» Exercise aim: Collect all lines containing the word "zorgkassen" from the data.

◆ ◆ ◆

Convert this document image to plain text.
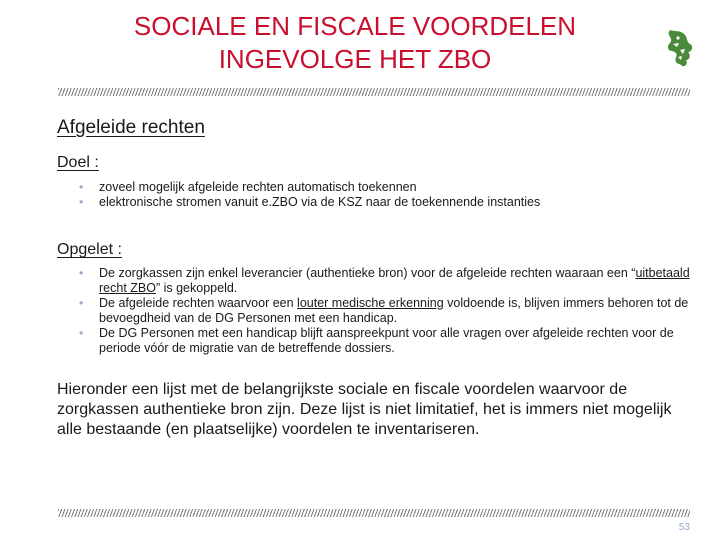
SOCIALE EN FISCALE VOORDELEN
INGEVOLGE HET ZBO
Afgeleide rechten
Doel :
• zoveel mogelijk afgeleide rechten automatisch toekennen
• elektronische stromen vanuit e.ZBO via de KSZ naar de toekennende instanties
Opgelet :
• De zorgkassen zijn enkel leverancier (authentieke bron) voor de afgeleide rechten waaraan een “uitbetaald recht ZBO” is gekoppeld.
• De afgeleide rechten waarvoor een louter medische erkenning voldoende is, blijven immers behoren tot de bevoegdheid van de DG Personen met een handicap.
• De DG Personen met een handicap blijft aanspreekpunt voor alle vragen over afgeleide rechten voor de periode vóór de migratie van de betreffende dossiers.
Hieronder een lijst met de belangrijkste sociale en fiscale voordelen waarvoor de zorgkassen authentieke bron zijn. Deze lijst is niet limitatief, het is immers niet mogelijk alle bestaande (en plaatselijke) voordelen te inventariseren.
53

◆ ◆ ◆

» Reply:
• De zorgkassen zijn enkel leverancier (authentieke bron) voor de afgeleide rechten waaraan een “uitbetaald recht ZBO” is gekoppeld.
Hieronder een lijst met de belangrijkste sociale en fiscale voordelen waarvoor de zorgkassen authentieke bron zijn. Deze lijst is niet limitatief, het is immers niet mogelijk alle bestaande (en plaatselijke) voordelen te inventariseren.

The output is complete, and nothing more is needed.